(Dataset rows about figures)
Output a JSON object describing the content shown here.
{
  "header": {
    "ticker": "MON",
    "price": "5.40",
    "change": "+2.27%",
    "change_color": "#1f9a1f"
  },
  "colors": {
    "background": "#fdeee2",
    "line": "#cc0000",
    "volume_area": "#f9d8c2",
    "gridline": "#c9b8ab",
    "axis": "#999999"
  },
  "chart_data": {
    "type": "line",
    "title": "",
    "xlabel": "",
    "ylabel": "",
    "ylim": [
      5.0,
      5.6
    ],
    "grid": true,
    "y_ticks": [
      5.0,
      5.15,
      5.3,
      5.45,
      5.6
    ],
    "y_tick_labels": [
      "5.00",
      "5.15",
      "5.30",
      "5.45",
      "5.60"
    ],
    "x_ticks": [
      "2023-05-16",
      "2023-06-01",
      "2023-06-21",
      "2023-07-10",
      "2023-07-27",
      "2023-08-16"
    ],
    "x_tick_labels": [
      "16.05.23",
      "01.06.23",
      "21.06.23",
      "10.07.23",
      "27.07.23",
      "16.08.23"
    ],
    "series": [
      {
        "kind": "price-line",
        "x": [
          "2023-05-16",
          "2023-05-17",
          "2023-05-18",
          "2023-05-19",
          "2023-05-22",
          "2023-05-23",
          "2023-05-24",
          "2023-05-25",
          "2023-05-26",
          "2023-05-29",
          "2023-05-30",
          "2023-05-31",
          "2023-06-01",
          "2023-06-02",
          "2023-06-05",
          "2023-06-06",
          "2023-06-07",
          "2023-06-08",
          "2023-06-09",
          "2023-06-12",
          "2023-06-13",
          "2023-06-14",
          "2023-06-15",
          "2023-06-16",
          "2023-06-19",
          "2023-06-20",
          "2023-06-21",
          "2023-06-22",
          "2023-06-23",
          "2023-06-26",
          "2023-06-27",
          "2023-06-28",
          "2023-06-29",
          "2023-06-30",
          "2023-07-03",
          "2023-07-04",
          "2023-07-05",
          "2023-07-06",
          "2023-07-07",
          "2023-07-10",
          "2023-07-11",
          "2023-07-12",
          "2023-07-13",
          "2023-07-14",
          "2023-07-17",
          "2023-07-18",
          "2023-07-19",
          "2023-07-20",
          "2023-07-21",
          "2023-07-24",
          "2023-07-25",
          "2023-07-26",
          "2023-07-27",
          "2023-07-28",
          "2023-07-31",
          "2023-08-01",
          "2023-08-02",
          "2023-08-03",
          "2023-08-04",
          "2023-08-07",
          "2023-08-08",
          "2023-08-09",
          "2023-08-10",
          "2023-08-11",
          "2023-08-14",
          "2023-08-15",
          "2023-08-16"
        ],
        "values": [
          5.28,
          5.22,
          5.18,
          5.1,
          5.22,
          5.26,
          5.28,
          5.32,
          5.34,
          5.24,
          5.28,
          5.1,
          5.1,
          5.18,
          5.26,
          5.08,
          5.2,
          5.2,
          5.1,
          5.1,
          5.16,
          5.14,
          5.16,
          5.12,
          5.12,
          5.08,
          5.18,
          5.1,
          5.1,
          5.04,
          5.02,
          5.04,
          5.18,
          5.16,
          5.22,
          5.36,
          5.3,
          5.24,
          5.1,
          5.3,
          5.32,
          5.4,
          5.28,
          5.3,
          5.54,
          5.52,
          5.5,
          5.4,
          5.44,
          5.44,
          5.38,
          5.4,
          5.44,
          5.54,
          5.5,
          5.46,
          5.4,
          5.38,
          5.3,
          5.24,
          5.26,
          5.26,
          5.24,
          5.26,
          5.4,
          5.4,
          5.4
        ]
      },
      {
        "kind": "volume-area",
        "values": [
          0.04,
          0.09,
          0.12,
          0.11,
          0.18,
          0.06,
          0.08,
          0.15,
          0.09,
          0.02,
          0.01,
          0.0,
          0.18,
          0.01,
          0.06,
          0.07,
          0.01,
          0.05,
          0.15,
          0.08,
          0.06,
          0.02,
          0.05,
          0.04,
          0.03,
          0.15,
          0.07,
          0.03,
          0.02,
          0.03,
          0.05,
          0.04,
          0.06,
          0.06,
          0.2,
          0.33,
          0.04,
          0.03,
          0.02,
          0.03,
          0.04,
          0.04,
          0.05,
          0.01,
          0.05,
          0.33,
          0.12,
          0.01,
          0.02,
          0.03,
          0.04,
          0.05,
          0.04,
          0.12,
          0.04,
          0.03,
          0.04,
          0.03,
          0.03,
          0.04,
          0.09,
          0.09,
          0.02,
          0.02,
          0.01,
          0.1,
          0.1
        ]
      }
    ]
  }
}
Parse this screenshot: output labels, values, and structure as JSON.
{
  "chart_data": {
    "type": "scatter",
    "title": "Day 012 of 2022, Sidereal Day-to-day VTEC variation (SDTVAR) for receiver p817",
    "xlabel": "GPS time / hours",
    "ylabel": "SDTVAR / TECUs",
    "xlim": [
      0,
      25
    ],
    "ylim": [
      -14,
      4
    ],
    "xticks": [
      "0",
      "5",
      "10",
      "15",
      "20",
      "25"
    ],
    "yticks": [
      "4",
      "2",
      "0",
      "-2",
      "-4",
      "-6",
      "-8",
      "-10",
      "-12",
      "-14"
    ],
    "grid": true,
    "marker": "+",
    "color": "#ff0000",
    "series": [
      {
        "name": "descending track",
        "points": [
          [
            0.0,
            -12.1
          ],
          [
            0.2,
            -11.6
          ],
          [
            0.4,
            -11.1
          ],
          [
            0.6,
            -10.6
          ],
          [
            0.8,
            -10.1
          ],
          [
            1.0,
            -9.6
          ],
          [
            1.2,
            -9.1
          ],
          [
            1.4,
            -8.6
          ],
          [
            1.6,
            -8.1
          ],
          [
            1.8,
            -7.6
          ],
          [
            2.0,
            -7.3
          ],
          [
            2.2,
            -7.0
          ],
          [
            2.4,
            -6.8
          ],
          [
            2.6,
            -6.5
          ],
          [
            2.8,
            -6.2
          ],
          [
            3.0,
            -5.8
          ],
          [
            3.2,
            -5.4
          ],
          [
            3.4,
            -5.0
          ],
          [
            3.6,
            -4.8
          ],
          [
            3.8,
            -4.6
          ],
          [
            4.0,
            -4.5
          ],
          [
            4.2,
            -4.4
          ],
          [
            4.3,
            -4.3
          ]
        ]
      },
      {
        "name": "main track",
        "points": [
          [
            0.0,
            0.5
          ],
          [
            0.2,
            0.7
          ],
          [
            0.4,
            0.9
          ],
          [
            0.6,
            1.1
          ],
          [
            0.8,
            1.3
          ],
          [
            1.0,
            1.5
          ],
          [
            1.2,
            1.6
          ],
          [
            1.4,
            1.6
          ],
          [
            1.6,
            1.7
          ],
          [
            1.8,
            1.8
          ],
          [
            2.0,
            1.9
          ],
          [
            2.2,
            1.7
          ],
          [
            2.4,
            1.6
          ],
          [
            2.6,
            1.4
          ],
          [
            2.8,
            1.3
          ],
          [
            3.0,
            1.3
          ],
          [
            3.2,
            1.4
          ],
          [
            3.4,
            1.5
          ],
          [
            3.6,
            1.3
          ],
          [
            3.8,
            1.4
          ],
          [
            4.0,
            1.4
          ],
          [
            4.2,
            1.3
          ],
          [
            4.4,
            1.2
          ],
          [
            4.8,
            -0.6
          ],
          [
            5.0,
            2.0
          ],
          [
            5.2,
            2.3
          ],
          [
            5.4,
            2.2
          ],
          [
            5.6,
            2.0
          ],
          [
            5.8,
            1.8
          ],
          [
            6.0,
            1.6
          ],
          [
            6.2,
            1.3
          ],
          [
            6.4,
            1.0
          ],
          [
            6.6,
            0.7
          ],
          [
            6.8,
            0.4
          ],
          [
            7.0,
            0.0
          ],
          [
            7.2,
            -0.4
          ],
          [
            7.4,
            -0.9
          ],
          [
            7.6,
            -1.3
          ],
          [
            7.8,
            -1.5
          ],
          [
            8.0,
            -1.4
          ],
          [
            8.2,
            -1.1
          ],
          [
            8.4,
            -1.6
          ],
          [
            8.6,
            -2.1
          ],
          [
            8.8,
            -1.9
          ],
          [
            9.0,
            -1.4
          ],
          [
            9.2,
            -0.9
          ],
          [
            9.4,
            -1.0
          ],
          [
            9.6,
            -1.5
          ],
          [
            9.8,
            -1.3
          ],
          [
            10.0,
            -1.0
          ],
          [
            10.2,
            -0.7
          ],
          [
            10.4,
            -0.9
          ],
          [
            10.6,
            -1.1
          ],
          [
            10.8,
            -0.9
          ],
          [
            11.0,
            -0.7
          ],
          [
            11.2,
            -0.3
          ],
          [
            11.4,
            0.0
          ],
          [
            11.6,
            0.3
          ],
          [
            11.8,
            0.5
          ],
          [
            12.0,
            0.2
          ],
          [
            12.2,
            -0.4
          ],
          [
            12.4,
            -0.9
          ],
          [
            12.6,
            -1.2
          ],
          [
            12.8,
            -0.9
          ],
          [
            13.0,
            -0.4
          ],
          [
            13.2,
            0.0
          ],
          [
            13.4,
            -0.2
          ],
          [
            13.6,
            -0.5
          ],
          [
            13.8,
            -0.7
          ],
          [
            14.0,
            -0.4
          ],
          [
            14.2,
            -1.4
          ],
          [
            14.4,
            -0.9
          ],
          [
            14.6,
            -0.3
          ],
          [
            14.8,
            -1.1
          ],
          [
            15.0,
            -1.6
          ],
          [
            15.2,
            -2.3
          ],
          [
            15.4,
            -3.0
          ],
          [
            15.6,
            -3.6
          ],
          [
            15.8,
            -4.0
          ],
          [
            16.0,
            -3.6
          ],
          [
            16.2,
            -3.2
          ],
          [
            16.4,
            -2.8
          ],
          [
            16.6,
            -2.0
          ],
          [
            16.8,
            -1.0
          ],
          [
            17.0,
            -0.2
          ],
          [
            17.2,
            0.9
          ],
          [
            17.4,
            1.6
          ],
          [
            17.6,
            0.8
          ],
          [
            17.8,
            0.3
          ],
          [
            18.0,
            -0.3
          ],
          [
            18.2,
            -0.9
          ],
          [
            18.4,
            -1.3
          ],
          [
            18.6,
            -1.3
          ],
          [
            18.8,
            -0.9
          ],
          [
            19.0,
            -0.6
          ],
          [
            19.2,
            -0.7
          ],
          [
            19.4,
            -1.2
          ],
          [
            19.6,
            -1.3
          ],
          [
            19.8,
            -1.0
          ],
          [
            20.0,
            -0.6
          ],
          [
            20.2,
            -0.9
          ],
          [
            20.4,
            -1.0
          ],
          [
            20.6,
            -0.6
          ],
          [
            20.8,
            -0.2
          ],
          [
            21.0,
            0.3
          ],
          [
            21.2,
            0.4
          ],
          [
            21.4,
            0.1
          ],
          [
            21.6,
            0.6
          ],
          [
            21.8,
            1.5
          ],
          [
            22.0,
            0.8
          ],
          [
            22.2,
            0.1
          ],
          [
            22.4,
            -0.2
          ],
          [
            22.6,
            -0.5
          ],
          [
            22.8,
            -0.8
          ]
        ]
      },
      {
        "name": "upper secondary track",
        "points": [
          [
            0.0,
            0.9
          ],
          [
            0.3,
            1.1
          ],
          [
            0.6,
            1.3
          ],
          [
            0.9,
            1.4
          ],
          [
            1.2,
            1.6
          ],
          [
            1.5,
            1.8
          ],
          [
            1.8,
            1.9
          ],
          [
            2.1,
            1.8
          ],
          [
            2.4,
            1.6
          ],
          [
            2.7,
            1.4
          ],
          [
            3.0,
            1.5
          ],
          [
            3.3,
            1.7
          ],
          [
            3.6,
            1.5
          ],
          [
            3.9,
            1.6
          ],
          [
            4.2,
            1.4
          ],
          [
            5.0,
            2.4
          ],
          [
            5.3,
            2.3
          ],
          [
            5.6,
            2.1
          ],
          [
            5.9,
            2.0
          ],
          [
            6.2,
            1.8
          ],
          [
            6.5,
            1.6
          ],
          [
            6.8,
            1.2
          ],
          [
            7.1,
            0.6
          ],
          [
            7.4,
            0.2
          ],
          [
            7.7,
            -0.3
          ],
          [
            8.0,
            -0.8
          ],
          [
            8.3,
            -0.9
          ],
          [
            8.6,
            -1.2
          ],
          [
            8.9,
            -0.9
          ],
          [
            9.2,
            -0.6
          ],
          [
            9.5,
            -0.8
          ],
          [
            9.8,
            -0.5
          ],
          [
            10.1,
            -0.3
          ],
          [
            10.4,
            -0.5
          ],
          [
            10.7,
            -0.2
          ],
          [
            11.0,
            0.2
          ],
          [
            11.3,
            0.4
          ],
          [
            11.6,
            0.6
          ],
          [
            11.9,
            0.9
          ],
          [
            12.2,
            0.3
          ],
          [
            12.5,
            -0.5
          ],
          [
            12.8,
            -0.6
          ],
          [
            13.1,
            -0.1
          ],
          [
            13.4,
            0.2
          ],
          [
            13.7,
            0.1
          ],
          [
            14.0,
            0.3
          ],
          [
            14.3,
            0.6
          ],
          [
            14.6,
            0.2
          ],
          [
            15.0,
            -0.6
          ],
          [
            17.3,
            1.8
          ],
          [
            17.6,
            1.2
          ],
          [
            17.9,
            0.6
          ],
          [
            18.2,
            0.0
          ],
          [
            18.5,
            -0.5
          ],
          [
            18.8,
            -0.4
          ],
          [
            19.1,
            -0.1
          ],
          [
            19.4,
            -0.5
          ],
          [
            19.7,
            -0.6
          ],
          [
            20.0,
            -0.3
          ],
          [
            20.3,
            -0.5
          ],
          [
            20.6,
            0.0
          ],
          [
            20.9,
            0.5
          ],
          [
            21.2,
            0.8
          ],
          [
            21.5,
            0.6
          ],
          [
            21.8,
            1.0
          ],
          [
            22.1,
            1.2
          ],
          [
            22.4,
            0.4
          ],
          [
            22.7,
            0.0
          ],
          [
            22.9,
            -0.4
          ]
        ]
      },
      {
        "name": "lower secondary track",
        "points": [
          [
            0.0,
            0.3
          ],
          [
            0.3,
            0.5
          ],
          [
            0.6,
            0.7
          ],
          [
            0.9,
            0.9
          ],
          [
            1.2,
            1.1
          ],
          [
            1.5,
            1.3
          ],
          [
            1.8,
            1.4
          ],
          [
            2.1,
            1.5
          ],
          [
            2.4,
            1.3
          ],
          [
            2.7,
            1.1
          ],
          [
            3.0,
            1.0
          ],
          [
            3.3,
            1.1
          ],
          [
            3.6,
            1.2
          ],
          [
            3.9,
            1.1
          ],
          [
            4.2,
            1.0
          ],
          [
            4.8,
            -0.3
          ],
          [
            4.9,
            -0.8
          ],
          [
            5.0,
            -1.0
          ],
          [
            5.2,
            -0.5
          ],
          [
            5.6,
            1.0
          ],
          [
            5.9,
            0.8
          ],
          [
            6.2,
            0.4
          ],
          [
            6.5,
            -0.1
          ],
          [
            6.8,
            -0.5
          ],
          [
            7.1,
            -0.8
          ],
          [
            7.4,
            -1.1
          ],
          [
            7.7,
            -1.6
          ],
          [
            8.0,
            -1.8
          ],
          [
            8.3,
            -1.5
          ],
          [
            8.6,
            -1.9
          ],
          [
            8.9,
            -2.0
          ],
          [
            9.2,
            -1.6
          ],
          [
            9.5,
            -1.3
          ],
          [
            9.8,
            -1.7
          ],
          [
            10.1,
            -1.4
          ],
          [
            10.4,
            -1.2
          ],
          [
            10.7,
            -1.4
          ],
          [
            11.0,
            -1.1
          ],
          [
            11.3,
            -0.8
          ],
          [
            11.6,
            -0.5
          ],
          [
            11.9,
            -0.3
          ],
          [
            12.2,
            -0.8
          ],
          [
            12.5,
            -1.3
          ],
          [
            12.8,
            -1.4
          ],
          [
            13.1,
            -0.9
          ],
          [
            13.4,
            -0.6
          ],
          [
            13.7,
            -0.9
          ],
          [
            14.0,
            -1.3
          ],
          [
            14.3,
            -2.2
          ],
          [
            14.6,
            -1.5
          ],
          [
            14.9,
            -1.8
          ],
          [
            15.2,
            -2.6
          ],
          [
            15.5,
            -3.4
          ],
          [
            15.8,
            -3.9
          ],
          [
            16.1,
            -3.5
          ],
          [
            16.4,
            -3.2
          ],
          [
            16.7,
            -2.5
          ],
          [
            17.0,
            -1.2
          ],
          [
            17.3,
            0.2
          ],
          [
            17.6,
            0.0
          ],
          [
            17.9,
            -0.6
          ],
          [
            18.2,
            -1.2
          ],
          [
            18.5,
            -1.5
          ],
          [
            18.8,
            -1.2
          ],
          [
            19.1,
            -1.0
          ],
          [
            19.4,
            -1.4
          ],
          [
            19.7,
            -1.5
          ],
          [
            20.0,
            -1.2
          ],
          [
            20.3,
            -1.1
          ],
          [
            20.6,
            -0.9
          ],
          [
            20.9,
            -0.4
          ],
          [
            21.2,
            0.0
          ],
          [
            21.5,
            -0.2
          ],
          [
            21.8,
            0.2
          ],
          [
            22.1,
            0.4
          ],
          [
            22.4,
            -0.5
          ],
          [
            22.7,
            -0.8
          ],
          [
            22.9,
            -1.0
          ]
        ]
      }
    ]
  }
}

** WRITTEN TASK **
Determine how many lines above contain "name" as a word or string. Give the number alone.

** EXERCISE OUTPUT **
4